WHAT TO PRODUCE: Locate each line with the string "pvsA" in the listing below and copy it.
** start **
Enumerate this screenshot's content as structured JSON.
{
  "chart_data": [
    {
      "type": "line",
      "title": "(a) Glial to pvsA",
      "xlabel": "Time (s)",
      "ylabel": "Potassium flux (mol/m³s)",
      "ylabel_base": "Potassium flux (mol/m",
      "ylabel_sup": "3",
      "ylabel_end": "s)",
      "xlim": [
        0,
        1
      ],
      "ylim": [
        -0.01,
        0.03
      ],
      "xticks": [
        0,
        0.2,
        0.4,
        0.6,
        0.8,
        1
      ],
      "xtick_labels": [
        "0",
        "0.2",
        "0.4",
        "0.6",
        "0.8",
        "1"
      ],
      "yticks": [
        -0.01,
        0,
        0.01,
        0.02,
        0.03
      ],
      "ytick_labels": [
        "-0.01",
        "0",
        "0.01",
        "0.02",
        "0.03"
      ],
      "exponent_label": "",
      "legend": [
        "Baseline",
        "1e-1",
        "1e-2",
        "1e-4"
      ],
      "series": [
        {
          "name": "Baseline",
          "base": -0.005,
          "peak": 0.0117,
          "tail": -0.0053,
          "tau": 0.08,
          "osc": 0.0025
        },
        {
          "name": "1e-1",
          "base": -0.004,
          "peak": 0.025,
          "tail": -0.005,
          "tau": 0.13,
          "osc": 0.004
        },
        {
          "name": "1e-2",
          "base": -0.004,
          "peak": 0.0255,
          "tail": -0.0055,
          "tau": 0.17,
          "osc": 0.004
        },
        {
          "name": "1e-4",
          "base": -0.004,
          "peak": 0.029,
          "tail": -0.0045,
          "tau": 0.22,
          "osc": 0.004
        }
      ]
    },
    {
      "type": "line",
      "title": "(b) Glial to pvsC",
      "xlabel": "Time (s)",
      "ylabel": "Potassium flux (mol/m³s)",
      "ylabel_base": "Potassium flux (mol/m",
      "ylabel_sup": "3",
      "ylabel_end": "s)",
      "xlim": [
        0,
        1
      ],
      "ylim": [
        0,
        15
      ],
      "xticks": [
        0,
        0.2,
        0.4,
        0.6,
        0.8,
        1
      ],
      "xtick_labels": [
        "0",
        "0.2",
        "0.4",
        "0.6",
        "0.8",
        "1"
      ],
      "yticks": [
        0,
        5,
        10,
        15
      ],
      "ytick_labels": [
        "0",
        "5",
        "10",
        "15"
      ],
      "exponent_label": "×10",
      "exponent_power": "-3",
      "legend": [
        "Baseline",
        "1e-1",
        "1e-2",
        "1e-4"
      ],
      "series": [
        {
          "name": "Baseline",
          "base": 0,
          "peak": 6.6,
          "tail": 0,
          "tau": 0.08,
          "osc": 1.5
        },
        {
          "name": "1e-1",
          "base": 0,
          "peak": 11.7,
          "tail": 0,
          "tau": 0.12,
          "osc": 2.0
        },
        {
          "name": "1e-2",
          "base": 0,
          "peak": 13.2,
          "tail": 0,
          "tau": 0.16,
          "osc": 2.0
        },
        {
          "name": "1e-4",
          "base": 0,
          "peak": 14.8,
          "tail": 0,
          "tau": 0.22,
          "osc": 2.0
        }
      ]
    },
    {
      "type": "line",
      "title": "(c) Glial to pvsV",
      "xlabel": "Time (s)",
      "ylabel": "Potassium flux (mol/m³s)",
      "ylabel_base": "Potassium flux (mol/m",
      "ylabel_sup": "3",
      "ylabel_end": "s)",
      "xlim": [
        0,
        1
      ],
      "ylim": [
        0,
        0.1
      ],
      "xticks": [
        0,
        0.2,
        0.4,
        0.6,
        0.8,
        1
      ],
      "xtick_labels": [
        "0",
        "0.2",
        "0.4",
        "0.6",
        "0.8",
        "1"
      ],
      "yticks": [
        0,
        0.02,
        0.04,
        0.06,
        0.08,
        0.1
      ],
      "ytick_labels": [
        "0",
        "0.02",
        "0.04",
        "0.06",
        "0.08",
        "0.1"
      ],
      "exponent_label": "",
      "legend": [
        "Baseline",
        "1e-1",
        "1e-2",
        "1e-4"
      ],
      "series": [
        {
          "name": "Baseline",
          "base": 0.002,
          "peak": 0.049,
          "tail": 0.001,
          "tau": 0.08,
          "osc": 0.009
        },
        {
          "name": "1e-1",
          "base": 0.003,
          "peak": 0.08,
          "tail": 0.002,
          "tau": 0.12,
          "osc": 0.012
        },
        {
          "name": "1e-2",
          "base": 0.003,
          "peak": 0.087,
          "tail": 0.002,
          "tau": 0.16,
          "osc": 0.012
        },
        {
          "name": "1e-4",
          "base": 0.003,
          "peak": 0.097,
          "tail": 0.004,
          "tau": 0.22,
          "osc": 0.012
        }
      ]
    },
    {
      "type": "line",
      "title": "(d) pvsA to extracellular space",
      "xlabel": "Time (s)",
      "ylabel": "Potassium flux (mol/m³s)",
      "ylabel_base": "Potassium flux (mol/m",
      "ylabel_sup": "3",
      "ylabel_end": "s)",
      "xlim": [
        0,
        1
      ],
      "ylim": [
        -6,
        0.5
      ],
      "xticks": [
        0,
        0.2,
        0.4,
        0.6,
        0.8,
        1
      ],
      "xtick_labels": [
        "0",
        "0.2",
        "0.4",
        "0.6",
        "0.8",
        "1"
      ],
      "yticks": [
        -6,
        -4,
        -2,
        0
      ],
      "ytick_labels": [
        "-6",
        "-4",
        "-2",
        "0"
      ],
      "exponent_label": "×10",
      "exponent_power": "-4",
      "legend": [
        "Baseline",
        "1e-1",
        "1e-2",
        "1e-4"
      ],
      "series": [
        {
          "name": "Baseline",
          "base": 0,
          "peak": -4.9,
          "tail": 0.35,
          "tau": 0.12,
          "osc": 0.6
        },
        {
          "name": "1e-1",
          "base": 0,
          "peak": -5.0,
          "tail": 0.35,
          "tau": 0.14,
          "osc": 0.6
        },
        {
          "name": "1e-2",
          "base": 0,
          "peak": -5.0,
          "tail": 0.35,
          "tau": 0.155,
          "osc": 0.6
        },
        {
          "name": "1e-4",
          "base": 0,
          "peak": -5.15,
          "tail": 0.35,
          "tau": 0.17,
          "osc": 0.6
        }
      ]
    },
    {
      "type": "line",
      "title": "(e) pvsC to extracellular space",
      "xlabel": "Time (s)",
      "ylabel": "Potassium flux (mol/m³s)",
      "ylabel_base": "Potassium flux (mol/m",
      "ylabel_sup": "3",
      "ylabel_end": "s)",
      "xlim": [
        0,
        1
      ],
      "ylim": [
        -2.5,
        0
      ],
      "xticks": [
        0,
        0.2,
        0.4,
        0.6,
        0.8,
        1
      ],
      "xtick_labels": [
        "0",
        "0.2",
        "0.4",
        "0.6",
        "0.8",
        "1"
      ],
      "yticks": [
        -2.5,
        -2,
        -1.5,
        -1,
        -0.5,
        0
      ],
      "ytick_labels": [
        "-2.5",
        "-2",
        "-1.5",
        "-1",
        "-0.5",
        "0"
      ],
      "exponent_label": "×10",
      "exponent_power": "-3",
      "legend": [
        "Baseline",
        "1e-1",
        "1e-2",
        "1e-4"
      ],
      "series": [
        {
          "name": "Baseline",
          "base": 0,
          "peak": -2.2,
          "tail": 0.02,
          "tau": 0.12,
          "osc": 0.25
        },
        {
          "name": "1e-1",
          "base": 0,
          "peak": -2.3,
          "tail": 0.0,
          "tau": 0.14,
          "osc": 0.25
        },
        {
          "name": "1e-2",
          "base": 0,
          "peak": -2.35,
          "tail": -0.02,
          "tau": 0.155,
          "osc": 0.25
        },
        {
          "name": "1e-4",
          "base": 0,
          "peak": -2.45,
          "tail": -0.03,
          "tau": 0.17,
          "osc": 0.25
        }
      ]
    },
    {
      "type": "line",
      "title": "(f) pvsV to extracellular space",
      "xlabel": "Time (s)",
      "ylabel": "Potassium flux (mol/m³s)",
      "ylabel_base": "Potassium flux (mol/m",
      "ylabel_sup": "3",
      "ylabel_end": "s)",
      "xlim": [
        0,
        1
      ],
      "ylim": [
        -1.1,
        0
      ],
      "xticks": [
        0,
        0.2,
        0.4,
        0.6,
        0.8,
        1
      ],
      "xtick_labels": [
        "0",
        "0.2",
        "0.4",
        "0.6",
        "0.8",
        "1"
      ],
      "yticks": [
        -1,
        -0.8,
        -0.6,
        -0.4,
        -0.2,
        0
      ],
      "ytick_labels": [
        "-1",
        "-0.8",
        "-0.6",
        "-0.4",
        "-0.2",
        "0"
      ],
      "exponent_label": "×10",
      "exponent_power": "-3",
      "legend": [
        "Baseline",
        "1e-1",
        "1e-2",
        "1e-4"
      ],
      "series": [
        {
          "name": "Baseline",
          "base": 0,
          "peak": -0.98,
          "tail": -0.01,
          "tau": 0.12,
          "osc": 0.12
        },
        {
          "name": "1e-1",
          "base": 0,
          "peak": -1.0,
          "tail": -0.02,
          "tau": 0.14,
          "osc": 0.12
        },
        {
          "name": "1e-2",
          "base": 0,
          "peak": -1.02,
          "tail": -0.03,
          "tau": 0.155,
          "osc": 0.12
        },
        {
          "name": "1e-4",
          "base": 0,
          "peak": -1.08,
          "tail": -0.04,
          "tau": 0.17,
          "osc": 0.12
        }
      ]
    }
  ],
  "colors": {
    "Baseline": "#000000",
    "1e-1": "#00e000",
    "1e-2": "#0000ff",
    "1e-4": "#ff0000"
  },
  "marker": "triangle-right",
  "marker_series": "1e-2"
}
** end **
FINAL ANSWER:
      "title": "(a) Glial to pvsA",
      "title": "(d) pvsA to extracellular space",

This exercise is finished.